**AUSGEWÄHLTE TEXTSTELLE:**

··········

Am nächsten Morgen kam eine Hiobsbotschaft, unsere Luftfracht war nicht mitgekommen. Unser Freund Norbert Koebke, Leiter der Deutschen Lufthansa in Khartum, bemühte sich angestrengt, unser Gepäck aufzufinden. Trotz aller Telexe nach München, Frankfurt und Kairo — kein Erfolg. Auch mit der nächsten Maschine kam das Gepäck nicht. Wir mußten wohl oder übel in dem einfachen, aber teuren Hotel bleiben und warten. Einen Tag vor Heiligabend trafen die Gepäckstücke ein. Wir atmeten auf, kamen aber an unser Gepäck nicht heran. Alle Behörden und Büros, einschließlich der Zollabfertigung, waren geschlossen, und zwar für die ganze Woche. In die Zeit vom 23. Dezember bis Jahresende fallen die hohen Feiertage der Mohammedaner und der Christen, anschließend beginnen im Sudan mit Jahresanfang die Unabhängigkeitsfeiern. Eine katastrophale Situation. Wir waren in Khartum gefangen.
In dieser verzweifelten Situation wurde Norbert Koebke unser rettender Engel. Wie er es geschafft hatte, weiß ich nicht mehr, aber er bekam während der Weihnachtstage unser Gepäck aus dem Zoll heraus. Ein neuer Schrecken. Unser Seesack mit unentbehrlichen Geräten wie Lichtkabel, Kamerafolien, Filmstativ und anderen wichtigen Teilen war nicht dabei und, wie es sich herausstellen sollte, auch nicht mehr zu finden. Wir mußten uns das alles aus Deutschland besorgen lassen und verloren so eine weitere Woche. Spätestens Anfang Dezember wollte ich in Kau sein, und nun war es Weihnachten. Um die Katastrophe zu vervollständigen, gelang es uns trotz meiner guten Beziehungen zu den sudanesischen Behörden und trotz hilfsbereiter Freunde nicht, in Khartum einen LKW zu mieten. Präsident Nimeiri und einige seiner Minister verbrachten die Tage in Mekka, auch Abu Bakr war nicht in Khartum. Welche Mühen hatten die Vorbereitungen der Expedition gekostet, und nun saßen wir hier schon seit drei Wochen.

··········

**GESPEICHERTE DATEN:**
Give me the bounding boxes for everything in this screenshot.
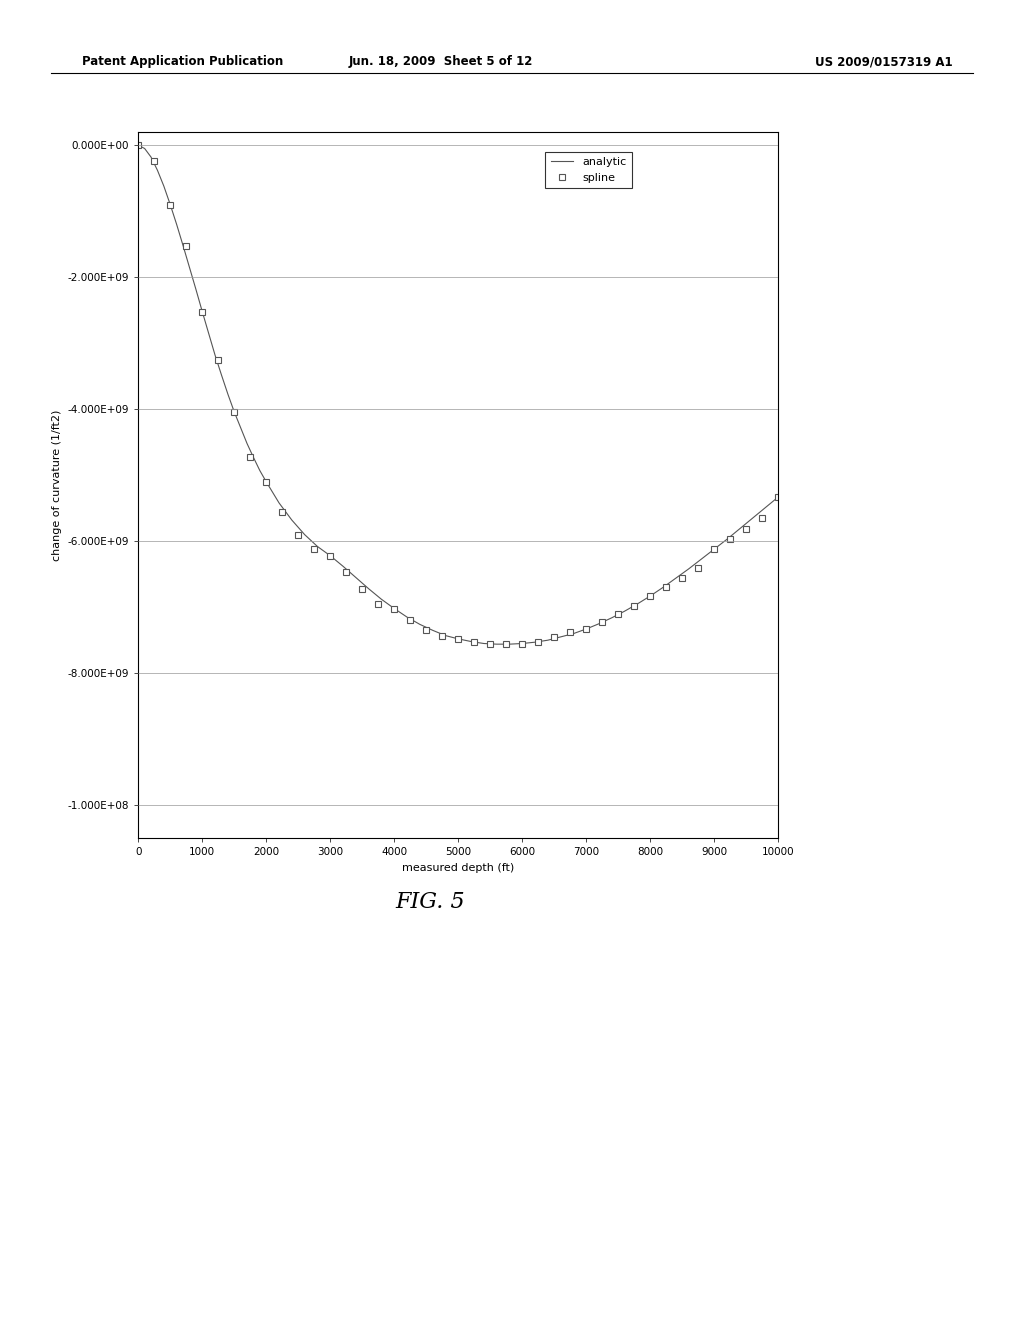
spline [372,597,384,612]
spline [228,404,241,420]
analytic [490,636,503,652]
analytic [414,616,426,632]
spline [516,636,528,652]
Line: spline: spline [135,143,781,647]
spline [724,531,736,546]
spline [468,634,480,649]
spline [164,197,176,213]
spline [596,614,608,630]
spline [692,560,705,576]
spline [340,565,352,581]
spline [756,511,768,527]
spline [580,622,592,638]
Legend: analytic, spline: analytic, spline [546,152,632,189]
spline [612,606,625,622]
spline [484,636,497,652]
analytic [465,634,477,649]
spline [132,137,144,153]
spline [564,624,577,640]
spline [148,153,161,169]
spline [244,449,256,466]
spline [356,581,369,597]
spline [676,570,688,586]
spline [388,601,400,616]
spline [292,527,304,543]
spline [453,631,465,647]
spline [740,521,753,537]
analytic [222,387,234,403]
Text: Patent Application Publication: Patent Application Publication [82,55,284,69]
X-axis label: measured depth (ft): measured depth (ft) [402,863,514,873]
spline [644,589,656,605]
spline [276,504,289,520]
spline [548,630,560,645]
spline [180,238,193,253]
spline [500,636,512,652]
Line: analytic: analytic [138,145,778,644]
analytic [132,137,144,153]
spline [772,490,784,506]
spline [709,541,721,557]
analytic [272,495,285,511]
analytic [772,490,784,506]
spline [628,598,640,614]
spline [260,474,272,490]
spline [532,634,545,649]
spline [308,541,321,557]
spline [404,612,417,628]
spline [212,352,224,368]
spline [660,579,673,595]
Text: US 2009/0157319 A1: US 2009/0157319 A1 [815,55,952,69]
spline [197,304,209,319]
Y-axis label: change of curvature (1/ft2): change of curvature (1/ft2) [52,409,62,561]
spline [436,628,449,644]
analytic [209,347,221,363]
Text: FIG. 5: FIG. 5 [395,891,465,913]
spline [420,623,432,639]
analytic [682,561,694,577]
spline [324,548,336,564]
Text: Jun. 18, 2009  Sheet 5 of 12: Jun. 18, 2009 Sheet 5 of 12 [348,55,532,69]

··········

**ZIEL 1:**
Was fehlte laut der ausgewählten Textstelle, als das Gepäck aus dem Zoll kam?
**ZIEL 2:**
Schreib den Bericht über die in Khartum festsitzende Expedition weiter, direkt nach seinem letzten Satz.

**ANTWORT 1:**
Der Seesack mit unentbehrlichen Geräten wie Lichtkabel, Kamerafolien, Filmstativ und anderen wichtigen Teilen.

**ANTWORT 2:**
Ein Glück, daß der sudanesische Außenminister, der mir in New York jede Hilfe versprochen hatte, sich in Khartum aufhielt. Immerhin gelang es ihm, uns wenigstens ab El Obeid Fahrzeuge zu verschaffen und mir ein Flugticket dorthin, für Horst eine Eisenbahn
fahrkarte.
Wahrend ich mich in El Obeid um die Fahrzeuge bemühte, blieb Horst noch in Khartum, bis die aus München kommenden Ersatzstücke einträfen. Mit seinen 35 Kisten sollte er per Bahn nach El Obeid nachkommen.
Seit Tagen wartete ich ungeduldig auf ihn. Er hätte längst eintreffen müssen. Der Zug kam und kam nicht. Ich war schon am frühen Morgen am Bahnhof, der Zug war angesagt, aber er kam nicht, er sollte dann am Abend kommen und schließlich um Mitternacht. Niemand konnte mir Auskunft geben, warum der Zug nicht eintraf. Tief beunruhigt ging ich ins Rasthaus.
Morgens um sechs Uhr fand ich mich wieder auf dem Bahnsteig ein. Stundenlang stand ich da, voller Angst und Ungewißheit. Es wurde Nachmittag und noch kein Zug zu sehen. Über 50 Stunden war er schon unterwegs. Aber endlich rollte er ein. Zitternd hielt ich Ausschau nach Horst — er war da und, gottlob, mit ihm die unzähligen Kisten. Das Anstrengendste dieser Fahrt für ihn war, daß er die ganze Zeit kaum hatte schlafen können, um nicht bestohlen zu werden. Sooft der Zug hielt, und er hielt andauernd, lief er zum Gepäckwagen und zählte die Kisten.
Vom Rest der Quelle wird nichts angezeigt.